→ Task goal
Could you copy every record below exactly as it is written?

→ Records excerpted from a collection
# # # # #
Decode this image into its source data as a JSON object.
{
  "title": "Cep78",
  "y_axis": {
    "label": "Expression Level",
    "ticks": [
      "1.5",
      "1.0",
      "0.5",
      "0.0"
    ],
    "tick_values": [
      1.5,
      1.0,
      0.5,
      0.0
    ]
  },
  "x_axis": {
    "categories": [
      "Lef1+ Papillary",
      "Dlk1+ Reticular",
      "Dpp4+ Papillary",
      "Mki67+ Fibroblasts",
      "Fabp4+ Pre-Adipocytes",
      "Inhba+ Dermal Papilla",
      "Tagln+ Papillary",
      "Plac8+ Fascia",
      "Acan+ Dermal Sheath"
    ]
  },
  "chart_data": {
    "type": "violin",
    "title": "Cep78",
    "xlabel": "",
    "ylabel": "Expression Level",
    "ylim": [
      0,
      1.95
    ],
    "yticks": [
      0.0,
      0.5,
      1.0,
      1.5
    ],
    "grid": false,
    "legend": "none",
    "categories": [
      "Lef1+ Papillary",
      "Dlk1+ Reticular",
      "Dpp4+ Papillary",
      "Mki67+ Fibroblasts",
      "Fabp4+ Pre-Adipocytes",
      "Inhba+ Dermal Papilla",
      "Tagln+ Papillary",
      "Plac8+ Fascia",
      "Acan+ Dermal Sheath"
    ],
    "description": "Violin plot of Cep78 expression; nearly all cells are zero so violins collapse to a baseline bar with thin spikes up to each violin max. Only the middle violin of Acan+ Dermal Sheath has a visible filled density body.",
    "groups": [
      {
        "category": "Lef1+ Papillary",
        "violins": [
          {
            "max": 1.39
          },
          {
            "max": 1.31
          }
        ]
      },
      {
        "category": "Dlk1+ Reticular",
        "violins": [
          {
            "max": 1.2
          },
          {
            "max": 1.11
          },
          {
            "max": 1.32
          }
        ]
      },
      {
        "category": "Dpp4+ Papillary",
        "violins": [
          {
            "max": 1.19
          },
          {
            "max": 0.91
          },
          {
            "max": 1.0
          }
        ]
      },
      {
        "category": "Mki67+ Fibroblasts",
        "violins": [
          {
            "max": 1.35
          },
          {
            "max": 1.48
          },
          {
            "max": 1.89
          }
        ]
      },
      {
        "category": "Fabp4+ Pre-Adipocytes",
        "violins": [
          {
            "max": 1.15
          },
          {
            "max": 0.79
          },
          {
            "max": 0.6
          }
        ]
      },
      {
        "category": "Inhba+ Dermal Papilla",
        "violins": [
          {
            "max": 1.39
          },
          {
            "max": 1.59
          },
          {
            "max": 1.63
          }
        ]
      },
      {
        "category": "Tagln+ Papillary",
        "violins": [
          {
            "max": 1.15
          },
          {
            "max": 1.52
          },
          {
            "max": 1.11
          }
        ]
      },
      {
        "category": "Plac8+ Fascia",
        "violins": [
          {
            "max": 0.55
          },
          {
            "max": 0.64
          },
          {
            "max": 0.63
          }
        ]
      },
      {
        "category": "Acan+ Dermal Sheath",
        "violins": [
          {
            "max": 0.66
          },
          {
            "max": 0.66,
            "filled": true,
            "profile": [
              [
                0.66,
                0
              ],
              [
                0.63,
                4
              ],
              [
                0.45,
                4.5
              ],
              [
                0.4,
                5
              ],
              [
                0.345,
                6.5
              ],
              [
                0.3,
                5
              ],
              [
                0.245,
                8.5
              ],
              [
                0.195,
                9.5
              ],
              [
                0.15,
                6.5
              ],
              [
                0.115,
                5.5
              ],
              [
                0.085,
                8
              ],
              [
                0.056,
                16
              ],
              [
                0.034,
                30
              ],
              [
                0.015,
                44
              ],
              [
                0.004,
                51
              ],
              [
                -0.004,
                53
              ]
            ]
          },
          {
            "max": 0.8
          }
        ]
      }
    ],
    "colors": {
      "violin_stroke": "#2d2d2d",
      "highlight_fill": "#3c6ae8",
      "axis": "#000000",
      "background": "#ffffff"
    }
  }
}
# # # # #
→ Response
Decode this image into its source data as a JSON object.
{
  "title": "Cep78",
  "y_axis": {
    "label": "Expression Level",
    "ticks": [
      "1.5",
      "1.0",
      "0.5",
      "0.0"
    ],
    "tick_values": [
      1.5,
      1.0,
      0.5,
      0.0
    ]
  },
  "x_axis": {
    "categories": [
      "Lef1+ Papillary",
      "Dlk1+ Reticular",
      "Dpp4+ Papillary",
      "Mki67+ Fibroblasts",
      "Fabp4+ Pre-Adipocytes",
      "Inhba+ Dermal Papilla",
      "Tagln+ Papillary",
      "Plac8+ Fascia",
      "Acan+ Dermal Sheath"
    ]
  },
  "chart_data": {
    "type": "violin",
    "title": "Cep78",
    "xlabel": "",
    "ylabel": "Expression Level",
    "ylim": [
      0,
      1.95
    ],
    "yticks": [
      0.0,
      0.5,
      1.0,
      1.5
    ],
    "grid": false,
    "legend": "none",
    "categories": [
      "Lef1+ Papillary",
      "Dlk1+ Reticular",
      "Dpp4+ Papillary",
      "Mki67+ Fibroblasts",
      "Fabp4+ Pre-Adipocytes",
      "Inhba+ Dermal Papilla",
      "Tagln+ Papillary",
      "Plac8+ Fascia",
      "Acan+ Dermal Sheath"
    ],
    "description": "Violin plot of Cep78 expression; nearly all cells are zero so violins collapse to a baseline bar with thin spikes up to each violin max. Only the middle violin of Acan+ Dermal Sheath has a visible filled density body.",
    "groups": [
      {
        "category": "Lef1+ Papillary",
        "violins": [
          {
            "max": 1.39
          },
          {
            "max": 1.31
          }
        ]
      },
      {
        "category": "Dlk1+ Reticular",
        "violins": [
          {
            "max": 1.2
          },
          {
            "max": 1.11
          },
          {
            "max": 1.32
          }
        ]
      },
      {
        "category": "Dpp4+ Papillary",
        "violins": [
          {
            "max": 1.19
          },
          {
            "max": 0.91
          },
          {
            "max": 1.0
          }
        ]
      },
      {
        "category": "Mki67+ Fibroblasts",
        "violins": [
          {
            "max": 1.35
          },
          {
            "max": 1.48
          },
          {
            "max": 1.89
          }
        ]
      },
      {
        "category": "Fabp4+ Pre-Adipocytes",
        "violins": [
          {
            "max": 1.15
          },
          {
            "max": 0.79
          },
          {
            "max": 0.6
          }
        ]
      },
      {
        "category": "Inhba+ Dermal Papilla",
        "violins": [
          {
            "max": 1.39
          },
          {
            "max": 1.59
          },
          {
            "max": 1.63
          }
        ]
      },
      {
        "category": "Tagln+ Papillary",
        "violins": [
          {
            "max": 1.15
          },
          {
            "max": 1.52
          },
          {
            "max": 1.11
          }
        ]
      },
      {
        "category": "Plac8+ Fascia",
        "violins": [
          {
            "max": 0.55
          },
          {
            "max": 0.64
          },
          {
            "max": 0.63
          }
        ]
      },
      {
        "category": "Acan+ Dermal Sheath",
        "violins": [
          {
            "max": 0.66
          },
          {
            "max": 0.66,
            "filled": true,
            "profile": [
              [
                0.66,
                0
              ],
              [
                0.63,
                4
              ],
              [
                0.45,
                4.5
              ],
              [
                0.4,
                5
              ],
              [
                0.345,
                6.5
              ],
              [
                0.3,
                5
              ],
              [
                0.245,
                8.5
              ],
              [
                0.195,
                9.5
              ],
              [
                0.15,
                6.5
              ],
              [
                0.115,
                5.5
              ],
              [
                0.085,
                8
              ],
              [
                0.056,
                16
              ],
              [
                0.034,
                30
              ],
              [
                0.015,
                44
              ],
              [
                0.004,
                51
              ],
              [
                -0.004,
                53
              ]
            ]
          },
          {
            "max": 0.8
          }
        ]
      }
    ],
    "colors": {
      "violin_stroke": "#2d2d2d",
      "highlight_fill": "#3c6ae8",
      "axis": "#000000",
      "background": "#ffffff"
    }
  }
}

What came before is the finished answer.